# Instructions for the task
Go through the listing and copy every line word for word.

[Extracted data entries]
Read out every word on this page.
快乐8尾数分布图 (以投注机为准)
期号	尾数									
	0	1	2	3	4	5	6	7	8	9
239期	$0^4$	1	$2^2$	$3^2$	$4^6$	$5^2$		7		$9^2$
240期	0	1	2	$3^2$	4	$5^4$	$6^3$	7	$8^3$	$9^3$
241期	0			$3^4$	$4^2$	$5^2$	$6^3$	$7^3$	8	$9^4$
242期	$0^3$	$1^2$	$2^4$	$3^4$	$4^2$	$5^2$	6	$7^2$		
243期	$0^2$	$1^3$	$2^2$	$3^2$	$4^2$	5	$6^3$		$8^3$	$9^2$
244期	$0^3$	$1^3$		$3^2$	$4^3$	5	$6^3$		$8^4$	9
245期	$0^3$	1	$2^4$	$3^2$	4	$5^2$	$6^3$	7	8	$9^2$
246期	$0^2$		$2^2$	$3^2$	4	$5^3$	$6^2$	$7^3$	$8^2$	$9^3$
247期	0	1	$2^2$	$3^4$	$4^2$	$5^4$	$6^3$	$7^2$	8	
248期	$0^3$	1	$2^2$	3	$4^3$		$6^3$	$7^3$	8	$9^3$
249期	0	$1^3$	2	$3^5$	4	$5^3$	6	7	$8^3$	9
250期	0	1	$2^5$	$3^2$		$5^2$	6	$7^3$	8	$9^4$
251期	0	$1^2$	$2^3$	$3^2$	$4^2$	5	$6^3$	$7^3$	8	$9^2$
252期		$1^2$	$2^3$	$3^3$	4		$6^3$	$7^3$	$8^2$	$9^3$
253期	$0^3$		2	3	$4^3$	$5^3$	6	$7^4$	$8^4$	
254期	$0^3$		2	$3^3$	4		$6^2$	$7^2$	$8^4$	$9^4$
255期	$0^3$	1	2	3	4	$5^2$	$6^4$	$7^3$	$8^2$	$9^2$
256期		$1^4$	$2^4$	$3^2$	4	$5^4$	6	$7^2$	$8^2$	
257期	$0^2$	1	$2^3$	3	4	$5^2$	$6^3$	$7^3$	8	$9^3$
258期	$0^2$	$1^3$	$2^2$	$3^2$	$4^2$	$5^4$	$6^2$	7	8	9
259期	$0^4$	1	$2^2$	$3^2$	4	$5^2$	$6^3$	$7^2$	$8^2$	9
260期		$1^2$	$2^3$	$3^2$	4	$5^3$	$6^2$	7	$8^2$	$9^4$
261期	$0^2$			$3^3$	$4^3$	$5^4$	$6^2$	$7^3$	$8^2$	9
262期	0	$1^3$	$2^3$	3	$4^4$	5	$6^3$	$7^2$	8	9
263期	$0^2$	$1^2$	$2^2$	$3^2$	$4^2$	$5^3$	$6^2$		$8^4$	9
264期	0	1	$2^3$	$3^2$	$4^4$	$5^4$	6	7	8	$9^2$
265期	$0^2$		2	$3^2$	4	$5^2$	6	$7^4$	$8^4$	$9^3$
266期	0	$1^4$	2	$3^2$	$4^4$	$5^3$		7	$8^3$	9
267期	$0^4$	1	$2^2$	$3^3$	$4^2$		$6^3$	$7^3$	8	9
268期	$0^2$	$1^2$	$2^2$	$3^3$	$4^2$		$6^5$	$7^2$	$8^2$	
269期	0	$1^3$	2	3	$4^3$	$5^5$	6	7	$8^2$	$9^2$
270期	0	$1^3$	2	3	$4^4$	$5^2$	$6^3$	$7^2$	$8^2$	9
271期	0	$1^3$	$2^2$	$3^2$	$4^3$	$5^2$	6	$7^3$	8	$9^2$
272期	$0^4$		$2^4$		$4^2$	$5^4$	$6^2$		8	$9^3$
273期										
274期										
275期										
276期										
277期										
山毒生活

# Correct answer
Read out every word on this page.
快乐8尾数分布图 (以投注机为准)
期号	尾数									
	0	1	2	3	4	5	6	7	8	9
239期	$0^4$	1	$2^2$	$3^2$	$4^6$	$5^2$		7		$9^2$
240期	0	1	2	$3^2$	4	$5^4$	$6^3$	7	$8^3$	$9^3$
241期	0			$3^4$	$4^2$	$5^2$	$6^3$	$7^3$	8	$9^4$
242期	$0^3$	$1^2$	$2^4$	$3^4$	$4^2$	$5^2$	6	$7^2$		
243期	$0^2$	$1^3$	$2^2$	$3^2$	$4^2$	5	$6^3$		$8^3$	$9^2$
244期	$0^3$	$1^3$		$3^2$	$4^3$	5	$6^3$		$8^4$	9
245期	$0^3$	1	$2^4$	$3^2$	4	$5^2$	$6^3$	7	8	$9^2$
246期	$0^2$		$2^2$	$3^2$	4	$5^3$	$6^2$	$7^3$	$8^2$	$9^3$
247期	0	1	$2^2$	$3^4$	$4^2$	$5^4$	$6^3$	$7^2$	8	
248期	$0^3$	1	$2^2$	3	$4^3$		$6^3$	$7^3$	8	$9^3$
249期	0	$1^3$	2	$3^5$	4	$5^3$	6	7	$8^3$	9
250期	0	1	$2^5$	$3^2$		$5^2$	6	$7^3$	8	$9^4$
251期	0	$1^2$	$2^3$	$3^2$	$4^2$	5	$6^3$	$7^3$	8	$9^2$
252期		$1^2$	$2^3$	$3^3$	4		$6^3$	$7^3$	$8^2$	$9^3$
253期	$0^3$		2	3	$4^3$	$5^3$	6	$7^4$	$8^4$	
254期	$0^3$		2	$3^3$	4		$6^2$	$7^2$	$8^4$	$9^4$
255期	$0^3$	1	2	3	4	$5^2$	$6^4$	$7^3$	$8^2$	$9^2$
256期		$1^4$	$2^4$	$3^2$	4	$5^4$	6	$7^2$	$8^2$	
257期	$0^2$	1	$2^3$	3	4	$5^2$	$6^3$	$7^3$	8	$9^3$
258期	$0^2$	$1^3$	$2^2$	$3^2$	$4^2$	$5^4$	$6^2$	7	8	9
259期	$0^4$	1	$2^2$	$3^2$	4	$5^2$	$6^3$	$7^2$	$8^2$	9
260期		$1^2$	$2^3$	$3^2$	4	$5^3$	$6^2$	7	$8^2$	$9^4$
261期	$0^2$			$3^3$	$4^3$	$5^4$	$6^2$	$7^3$	$8^2$	9
262期	0	$1^3$	$2^3$	3	$4^4$	5	$6^3$	$7^2$	8	9
263期	$0^2$	$1^2$	$2^2$	$3^2$	$4^2$	$5^3$	$6^2$		$8^4$	9
264期	0	1	$2^3$	$3^2$	$4^4$	$5^4$	6	7	8	$9^2$
265期	$0^2$		2	$3^2$	4	$5^2$	6	$7^4$	$8^4$	$9^3$
266期	0	$1^4$	2	$3^2$	$4^4$	$5^3$		7	$8^3$	9
267期	$0^4$	1	$2^2$	$3^3$	$4^2$		$6^3$	$7^3$	8	9
268期	$0^2$	$1^2$	$2^2$	$3^3$	$4^2$		$6^5$	$7^2$	$8^2$	
269期	0	$1^3$	2	3	$4^3$	$5^5$	6	7	$8^2$	$9^2$
270期	0	$1^3$	2	3	$4^4$	$5^2$	$6^3$	$7^2$	$8^2$	9
271期	0	$1^3$	$2^2$	$3^2$	$4^3$	$5^2$	6	$7^3$	8	$9^2$
272期	$0^4$		$2^4$		$4^2$	$5^4$	$6^2$		8	$9^3$
273期										
274期										
275期										
276期										
277期										
山毒生活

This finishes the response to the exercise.